◆ REQUIRED WORK
Without omitting anything, return the records precisely as given.
— START OF DATASET EXTRACT —
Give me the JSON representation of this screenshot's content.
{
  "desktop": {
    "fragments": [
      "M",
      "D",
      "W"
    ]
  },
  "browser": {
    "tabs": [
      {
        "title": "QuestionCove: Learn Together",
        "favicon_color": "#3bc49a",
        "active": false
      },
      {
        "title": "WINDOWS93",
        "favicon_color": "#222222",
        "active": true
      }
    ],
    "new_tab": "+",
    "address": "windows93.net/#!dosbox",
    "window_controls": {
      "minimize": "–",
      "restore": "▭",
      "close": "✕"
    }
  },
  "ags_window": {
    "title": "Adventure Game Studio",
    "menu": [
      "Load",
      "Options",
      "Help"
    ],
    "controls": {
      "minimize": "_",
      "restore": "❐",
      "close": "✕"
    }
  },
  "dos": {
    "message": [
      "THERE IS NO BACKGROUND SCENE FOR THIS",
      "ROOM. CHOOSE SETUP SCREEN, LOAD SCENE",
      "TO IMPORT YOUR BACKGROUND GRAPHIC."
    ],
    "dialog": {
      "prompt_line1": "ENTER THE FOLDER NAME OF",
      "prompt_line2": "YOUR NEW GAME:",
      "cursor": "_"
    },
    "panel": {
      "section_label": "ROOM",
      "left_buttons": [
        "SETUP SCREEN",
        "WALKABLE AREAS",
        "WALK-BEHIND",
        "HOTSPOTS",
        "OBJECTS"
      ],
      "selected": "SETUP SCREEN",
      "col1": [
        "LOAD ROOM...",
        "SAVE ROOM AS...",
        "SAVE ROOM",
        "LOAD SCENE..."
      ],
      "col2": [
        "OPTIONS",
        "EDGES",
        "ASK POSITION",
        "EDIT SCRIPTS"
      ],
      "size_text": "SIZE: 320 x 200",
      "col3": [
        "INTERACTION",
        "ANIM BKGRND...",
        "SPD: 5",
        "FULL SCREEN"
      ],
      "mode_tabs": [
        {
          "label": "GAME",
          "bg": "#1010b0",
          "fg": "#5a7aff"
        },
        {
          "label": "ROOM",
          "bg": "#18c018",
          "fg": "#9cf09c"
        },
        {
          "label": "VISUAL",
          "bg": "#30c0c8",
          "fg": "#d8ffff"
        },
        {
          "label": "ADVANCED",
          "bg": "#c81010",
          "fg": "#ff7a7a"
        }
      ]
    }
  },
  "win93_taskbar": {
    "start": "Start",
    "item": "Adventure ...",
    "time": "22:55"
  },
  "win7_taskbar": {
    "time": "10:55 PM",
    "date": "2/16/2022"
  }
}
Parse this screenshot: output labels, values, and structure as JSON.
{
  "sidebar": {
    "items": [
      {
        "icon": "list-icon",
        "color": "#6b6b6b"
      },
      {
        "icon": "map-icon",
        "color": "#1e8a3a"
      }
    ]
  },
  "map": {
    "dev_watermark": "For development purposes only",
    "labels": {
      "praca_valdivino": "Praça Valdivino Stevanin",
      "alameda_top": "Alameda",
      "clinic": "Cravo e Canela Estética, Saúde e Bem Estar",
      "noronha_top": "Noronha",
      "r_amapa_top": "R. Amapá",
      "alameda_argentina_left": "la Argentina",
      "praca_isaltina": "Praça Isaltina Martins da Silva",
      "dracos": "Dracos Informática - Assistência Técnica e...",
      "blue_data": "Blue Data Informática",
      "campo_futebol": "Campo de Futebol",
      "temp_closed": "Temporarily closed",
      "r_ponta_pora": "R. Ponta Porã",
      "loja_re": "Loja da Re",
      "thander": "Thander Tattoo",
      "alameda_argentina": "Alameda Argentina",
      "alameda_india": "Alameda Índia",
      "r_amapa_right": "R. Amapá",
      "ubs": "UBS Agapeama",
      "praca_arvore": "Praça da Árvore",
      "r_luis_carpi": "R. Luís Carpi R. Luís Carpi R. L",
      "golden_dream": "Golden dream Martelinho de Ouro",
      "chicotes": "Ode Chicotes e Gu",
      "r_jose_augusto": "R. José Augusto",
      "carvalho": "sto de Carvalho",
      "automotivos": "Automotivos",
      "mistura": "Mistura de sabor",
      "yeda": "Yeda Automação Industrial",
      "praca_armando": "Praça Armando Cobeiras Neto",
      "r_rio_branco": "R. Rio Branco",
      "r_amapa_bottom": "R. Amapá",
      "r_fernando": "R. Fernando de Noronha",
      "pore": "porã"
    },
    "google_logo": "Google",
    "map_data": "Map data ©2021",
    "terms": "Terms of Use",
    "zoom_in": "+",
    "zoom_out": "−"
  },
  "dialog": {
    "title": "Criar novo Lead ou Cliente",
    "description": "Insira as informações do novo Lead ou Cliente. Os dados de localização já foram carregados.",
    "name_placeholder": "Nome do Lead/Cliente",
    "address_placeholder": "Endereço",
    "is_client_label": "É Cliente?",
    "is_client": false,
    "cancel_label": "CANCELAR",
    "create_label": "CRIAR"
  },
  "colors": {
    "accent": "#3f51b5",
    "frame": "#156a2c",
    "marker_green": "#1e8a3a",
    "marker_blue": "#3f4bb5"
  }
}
— END OF DATASET EXTRACT —
◆ FINAL ANSWER
Give me the JSON representation of this screenshot's content.
{
  "desktop": {
    "fragments": [
      "M",
      "D",
      "W"
    ]
  },
  "browser": {
    "tabs": [
      {
        "title": "QuestionCove: Learn Together",
        "favicon_color": "#3bc49a",
        "active": false
      },
      {
        "title": "WINDOWS93",
        "favicon_color": "#222222",
        "active": true
      }
    ],
    "new_tab": "+",
    "address": "windows93.net/#!dosbox",
    "window_controls": {
      "minimize": "–",
      "restore": "▭",
      "close": "✕"
    }
  },
  "ags_window": {
    "title": "Adventure Game Studio",
    "menu": [
      "Load",
      "Options",
      "Help"
    ],
    "controls": {
      "minimize": "_",
      "restore": "❐",
      "close": "✕"
    }
  },
  "dos": {
    "message": [
      "THERE IS NO BACKGROUND SCENE FOR THIS",
      "ROOM. CHOOSE SETUP SCREEN, LOAD SCENE",
      "TO IMPORT YOUR BACKGROUND GRAPHIC."
    ],
    "dialog": {
      "prompt_line1": "ENTER THE FOLDER NAME OF",
      "prompt_line2": "YOUR NEW GAME:",
      "cursor": "_"
    },
    "panel": {
      "section_label": "ROOM",
      "left_buttons": [
        "SETUP SCREEN",
        "WALKABLE AREAS",
        "WALK-BEHIND",
        "HOTSPOTS",
        "OBJECTS"
      ],
      "selected": "SETUP SCREEN",
      "col1": [
        "LOAD ROOM...",
        "SAVE ROOM AS...",
        "SAVE ROOM",
        "LOAD SCENE..."
      ],
      "col2": [
        "OPTIONS",
        "EDGES",
        "ASK POSITION",
        "EDIT SCRIPTS"
      ],
      "size_text": "SIZE: 320 x 200",
      "col3": [
        "INTERACTION",
        "ANIM BKGRND...",
        "SPD: 5",
        "FULL SCREEN"
      ],
      "mode_tabs": [
        {
          "label": "GAME",
          "bg": "#1010b0",
          "fg": "#5a7aff"
        },
        {
          "label": "ROOM",
          "bg": "#18c018",
          "fg": "#9cf09c"
        },
        {
          "label": "VISUAL",
          "bg": "#30c0c8",
          "fg": "#d8ffff"
        },
        {
          "label": "ADVANCED",
          "bg": "#c81010",
          "fg": "#ff7a7a"
        }
      ]
    }
  },
  "win93_taskbar": {
    "start": "Start",
    "item": "Adventure ...",
    "time": "22:55"
  },
  "win7_taskbar": {
    "time": "10:55 PM",
    "date": "2/16/2022"
  }
}
Parse this screenshot: output labels, values, and structure as JSON.
{
  "sidebar": {
    "items": [
      {
        "icon": "list-icon",
        "color": "#6b6b6b"
      },
      {
        "icon": "map-icon",
        "color": "#1e8a3a"
      }
    ]
  },
  "map": {
    "dev_watermark": "For development purposes only",
    "labels": {
      "praca_valdivino": "Praça Valdivino Stevanin",
      "alameda_top": "Alameda",
      "clinic": "Cravo e Canela Estética, Saúde e Bem Estar",
      "noronha_top": "Noronha",
      "r_amapa_top": "R. Amapá",
      "alameda_argentina_left": "la Argentina",
      "praca_isaltina": "Praça Isaltina Martins da Silva",
      "dracos": "Dracos Informática - Assistência Técnica e...",
      "blue_data": "Blue Data Informática",
      "campo_futebol": "Campo de Futebol",
      "temp_closed": "Temporarily closed",
      "r_ponta_pora": "R. Ponta Porã",
      "loja_re": "Loja da Re",
      "thander": "Thander Tattoo",
      "alameda_argentina": "Alameda Argentina",
      "alameda_india": "Alameda Índia",
      "r_amapa_right": "R. Amapá",
      "ubs": "UBS Agapeama",
      "praca_arvore": "Praça da Árvore",
      "r_luis_carpi": "R. Luís Carpi R. Luís Carpi R. L",
      "golden_dream": "Golden dream Martelinho de Ouro",
      "chicotes": "Ode Chicotes e Gu",
      "r_jose_augusto": "R. José Augusto",
      "carvalho": "sto de Carvalho",
      "automotivos": "Automotivos",
      "mistura": "Mistura de sabor",
      "yeda": "Yeda Automação Industrial",
      "praca_armando": "Praça Armando Cobeiras Neto",
      "r_rio_branco": "R. Rio Branco",
      "r_amapa_bottom": "R. Amapá",
      "r_fernando": "R. Fernando de Noronha",
      "pore": "porã"
    },
    "google_logo": "Google",
    "map_data": "Map data ©2021",
    "terms": "Terms of Use",
    "zoom_in": "+",
    "zoom_out": "−"
  },
  "dialog": {
    "title": "Criar novo Lead ou Cliente",
    "description": "Insira as informações do novo Lead ou Cliente. Os dados de localização já foram carregados.",
    "name_placeholder": "Nome do Lead/Cliente",
    "address_placeholder": "Endereço",
    "is_client_label": "É Cliente?",
    "is_client": false,
    "cancel_label": "CANCELAR",
    "create_label": "CRIAR"
  },
  "colors": {
    "accent": "#3f51b5",
    "frame": "#156a2c",
    "marker_green": "#1e8a3a",
    "marker_blue": "#3f4bb5"
  }
}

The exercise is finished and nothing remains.